INSTRUCTIONS FOR THE TASK
Give only the number of lines where "cases" occurs.

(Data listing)

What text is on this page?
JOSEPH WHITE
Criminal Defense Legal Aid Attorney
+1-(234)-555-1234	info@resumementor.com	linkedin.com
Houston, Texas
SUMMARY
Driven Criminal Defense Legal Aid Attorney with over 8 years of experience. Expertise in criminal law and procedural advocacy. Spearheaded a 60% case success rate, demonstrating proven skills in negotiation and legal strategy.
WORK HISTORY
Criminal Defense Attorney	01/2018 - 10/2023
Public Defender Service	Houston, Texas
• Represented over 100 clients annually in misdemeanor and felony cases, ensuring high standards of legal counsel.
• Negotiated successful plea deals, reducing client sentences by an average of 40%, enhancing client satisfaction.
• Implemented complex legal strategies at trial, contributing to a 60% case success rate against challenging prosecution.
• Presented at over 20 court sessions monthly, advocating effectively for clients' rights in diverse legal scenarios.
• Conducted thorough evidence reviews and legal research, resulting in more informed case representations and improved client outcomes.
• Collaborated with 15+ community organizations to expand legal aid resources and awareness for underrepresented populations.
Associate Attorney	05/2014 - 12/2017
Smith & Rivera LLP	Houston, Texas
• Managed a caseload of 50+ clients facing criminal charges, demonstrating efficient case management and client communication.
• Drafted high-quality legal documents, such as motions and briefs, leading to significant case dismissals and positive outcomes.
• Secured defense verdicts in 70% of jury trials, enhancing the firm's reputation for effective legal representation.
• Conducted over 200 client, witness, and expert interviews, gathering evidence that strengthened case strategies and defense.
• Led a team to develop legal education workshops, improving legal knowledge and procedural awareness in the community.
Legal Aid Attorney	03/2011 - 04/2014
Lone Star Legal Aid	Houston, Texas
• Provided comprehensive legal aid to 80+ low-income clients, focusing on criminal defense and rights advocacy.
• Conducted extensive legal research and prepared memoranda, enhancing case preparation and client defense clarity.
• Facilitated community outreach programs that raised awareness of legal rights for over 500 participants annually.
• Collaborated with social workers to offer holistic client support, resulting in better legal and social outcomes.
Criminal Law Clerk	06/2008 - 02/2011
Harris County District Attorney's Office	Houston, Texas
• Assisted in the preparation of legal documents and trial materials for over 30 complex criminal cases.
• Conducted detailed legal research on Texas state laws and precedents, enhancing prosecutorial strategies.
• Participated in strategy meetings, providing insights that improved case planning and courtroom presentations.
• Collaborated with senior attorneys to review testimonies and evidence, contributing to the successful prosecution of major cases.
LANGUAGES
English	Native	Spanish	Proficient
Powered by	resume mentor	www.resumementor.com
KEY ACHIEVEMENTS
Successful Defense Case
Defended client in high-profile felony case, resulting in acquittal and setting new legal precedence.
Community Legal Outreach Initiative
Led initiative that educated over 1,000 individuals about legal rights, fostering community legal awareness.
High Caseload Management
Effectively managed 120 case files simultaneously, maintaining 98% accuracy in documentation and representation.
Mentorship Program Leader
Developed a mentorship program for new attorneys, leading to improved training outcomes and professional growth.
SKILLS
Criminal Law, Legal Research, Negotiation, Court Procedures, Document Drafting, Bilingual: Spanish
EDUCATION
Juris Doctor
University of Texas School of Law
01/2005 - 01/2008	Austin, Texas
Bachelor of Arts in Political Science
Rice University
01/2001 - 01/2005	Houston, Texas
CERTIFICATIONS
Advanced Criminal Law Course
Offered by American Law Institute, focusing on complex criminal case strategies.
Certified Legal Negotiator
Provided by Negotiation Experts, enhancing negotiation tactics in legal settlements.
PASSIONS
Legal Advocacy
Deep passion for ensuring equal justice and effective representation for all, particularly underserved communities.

RESPONSE BELOW
3